THE PROBLEM. Which lines in the material below contain the word "dans"? Copy each of them.

(Stored entries)
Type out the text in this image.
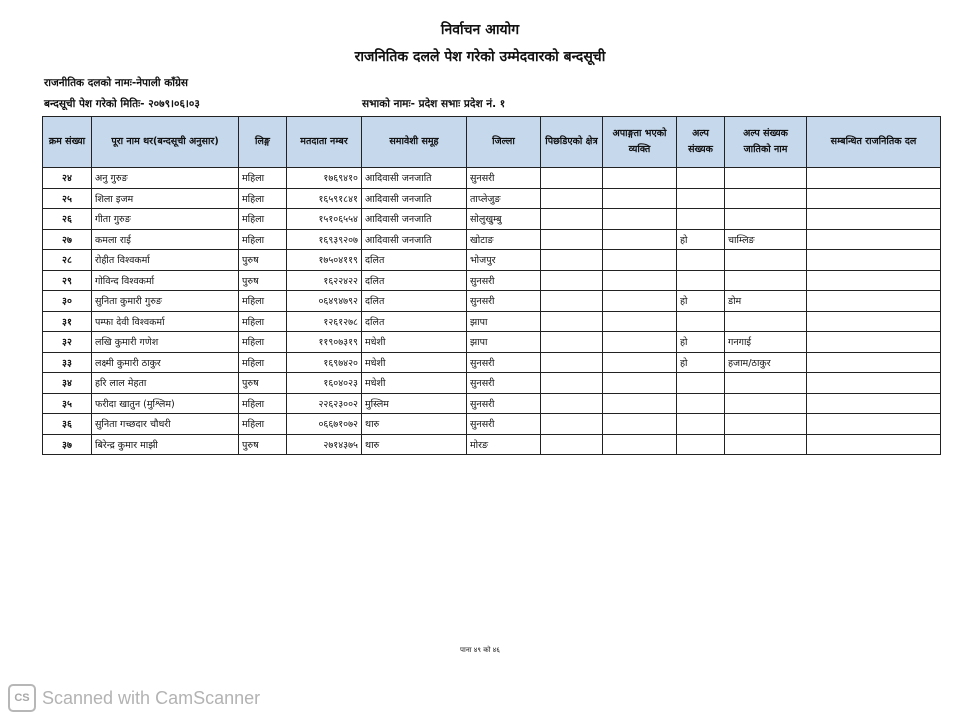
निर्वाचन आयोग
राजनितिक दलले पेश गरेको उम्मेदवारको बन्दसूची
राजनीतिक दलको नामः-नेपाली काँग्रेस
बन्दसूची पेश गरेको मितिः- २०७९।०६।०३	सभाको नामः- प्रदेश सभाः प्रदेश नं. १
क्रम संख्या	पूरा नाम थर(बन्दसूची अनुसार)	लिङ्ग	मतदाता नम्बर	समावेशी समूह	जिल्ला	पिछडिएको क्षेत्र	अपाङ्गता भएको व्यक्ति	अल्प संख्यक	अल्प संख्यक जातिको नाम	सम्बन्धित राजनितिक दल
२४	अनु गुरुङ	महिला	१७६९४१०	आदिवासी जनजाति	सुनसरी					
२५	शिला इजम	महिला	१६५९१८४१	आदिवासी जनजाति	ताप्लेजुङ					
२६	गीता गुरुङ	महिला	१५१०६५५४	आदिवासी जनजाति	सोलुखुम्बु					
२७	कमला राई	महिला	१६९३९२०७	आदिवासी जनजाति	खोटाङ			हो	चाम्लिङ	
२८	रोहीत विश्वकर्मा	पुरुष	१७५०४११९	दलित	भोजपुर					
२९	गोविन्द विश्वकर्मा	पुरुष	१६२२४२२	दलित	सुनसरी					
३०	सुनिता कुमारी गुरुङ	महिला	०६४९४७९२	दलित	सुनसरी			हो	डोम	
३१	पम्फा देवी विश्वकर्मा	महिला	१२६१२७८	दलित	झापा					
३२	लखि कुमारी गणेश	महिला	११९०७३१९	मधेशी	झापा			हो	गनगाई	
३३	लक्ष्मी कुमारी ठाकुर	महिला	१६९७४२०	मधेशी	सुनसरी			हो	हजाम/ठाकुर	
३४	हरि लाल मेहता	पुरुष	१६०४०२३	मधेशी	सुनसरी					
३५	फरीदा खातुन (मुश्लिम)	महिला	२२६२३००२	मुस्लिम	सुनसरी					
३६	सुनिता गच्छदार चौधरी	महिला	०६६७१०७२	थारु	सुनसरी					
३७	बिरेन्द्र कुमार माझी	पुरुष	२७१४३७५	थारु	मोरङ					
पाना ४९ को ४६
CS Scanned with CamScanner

--

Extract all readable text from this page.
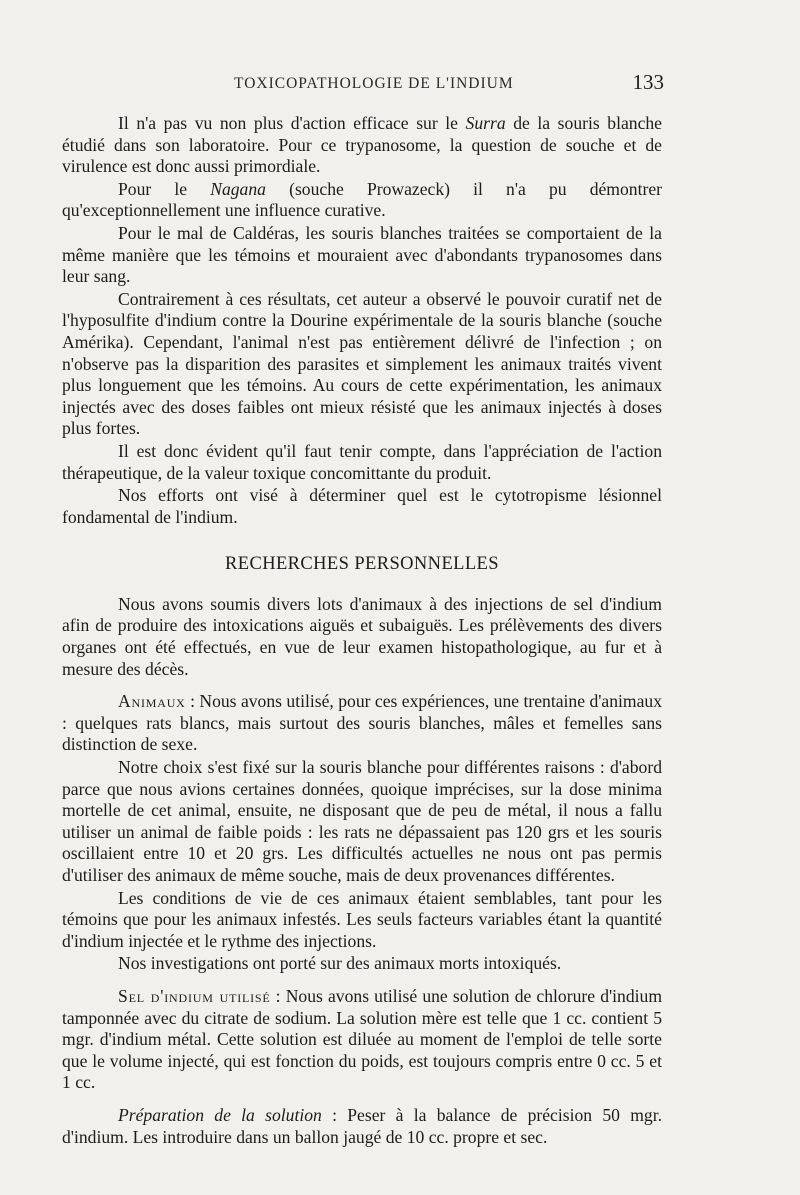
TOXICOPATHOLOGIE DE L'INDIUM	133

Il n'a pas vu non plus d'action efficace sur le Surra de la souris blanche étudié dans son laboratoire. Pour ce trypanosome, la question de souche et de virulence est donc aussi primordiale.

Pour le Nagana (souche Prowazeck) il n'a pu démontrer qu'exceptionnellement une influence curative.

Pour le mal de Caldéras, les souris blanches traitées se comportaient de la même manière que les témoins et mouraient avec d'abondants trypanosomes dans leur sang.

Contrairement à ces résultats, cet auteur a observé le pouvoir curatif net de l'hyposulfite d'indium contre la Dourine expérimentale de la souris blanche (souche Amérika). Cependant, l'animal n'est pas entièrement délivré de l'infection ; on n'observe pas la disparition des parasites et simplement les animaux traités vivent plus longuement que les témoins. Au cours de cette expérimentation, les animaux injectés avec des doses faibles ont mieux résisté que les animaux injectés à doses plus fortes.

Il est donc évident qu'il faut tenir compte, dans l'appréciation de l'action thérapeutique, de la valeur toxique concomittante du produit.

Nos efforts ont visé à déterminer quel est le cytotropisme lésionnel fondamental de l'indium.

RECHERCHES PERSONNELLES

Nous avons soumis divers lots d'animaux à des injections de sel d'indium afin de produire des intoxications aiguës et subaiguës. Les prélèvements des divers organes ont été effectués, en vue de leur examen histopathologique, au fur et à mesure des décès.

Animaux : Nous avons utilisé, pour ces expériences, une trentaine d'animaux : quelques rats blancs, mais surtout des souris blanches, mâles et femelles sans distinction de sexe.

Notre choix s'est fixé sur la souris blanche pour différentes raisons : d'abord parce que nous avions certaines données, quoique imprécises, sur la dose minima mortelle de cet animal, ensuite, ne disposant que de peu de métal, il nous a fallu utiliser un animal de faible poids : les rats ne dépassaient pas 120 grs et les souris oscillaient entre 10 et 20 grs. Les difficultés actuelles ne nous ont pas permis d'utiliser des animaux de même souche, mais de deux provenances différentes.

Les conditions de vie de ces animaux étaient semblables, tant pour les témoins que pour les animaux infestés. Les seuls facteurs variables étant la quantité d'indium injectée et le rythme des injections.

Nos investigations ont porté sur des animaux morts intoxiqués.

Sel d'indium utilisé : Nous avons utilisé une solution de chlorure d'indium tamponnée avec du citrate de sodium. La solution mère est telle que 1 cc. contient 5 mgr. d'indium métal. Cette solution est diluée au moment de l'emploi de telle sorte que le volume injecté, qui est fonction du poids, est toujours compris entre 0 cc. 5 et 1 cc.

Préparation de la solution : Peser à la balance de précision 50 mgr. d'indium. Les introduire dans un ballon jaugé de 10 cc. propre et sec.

WORKED SOLUTION.
Il n'a pas vu non plus d'action efficace sur le Surra de la souris blanche étudié dans son laboratoire. Pour ce trypanosome, la question de souche et de virulence est donc aussi primordiale.
Pour le mal de Caldéras, les souris blanches traitées se comportaient de la même manière que les témoins et mouraient avec d'abondants trypanosomes dans leur sang.
Il est donc évident qu'il faut tenir compte, dans l'appréciation de l'action thérapeutique, de la valeur toxique concomittante du produit.
Préparation de la solution : Peser à la balance de précision 50 mgr. d'indium. Les introduire dans un ballon jaugé de 10 cc. propre et sec.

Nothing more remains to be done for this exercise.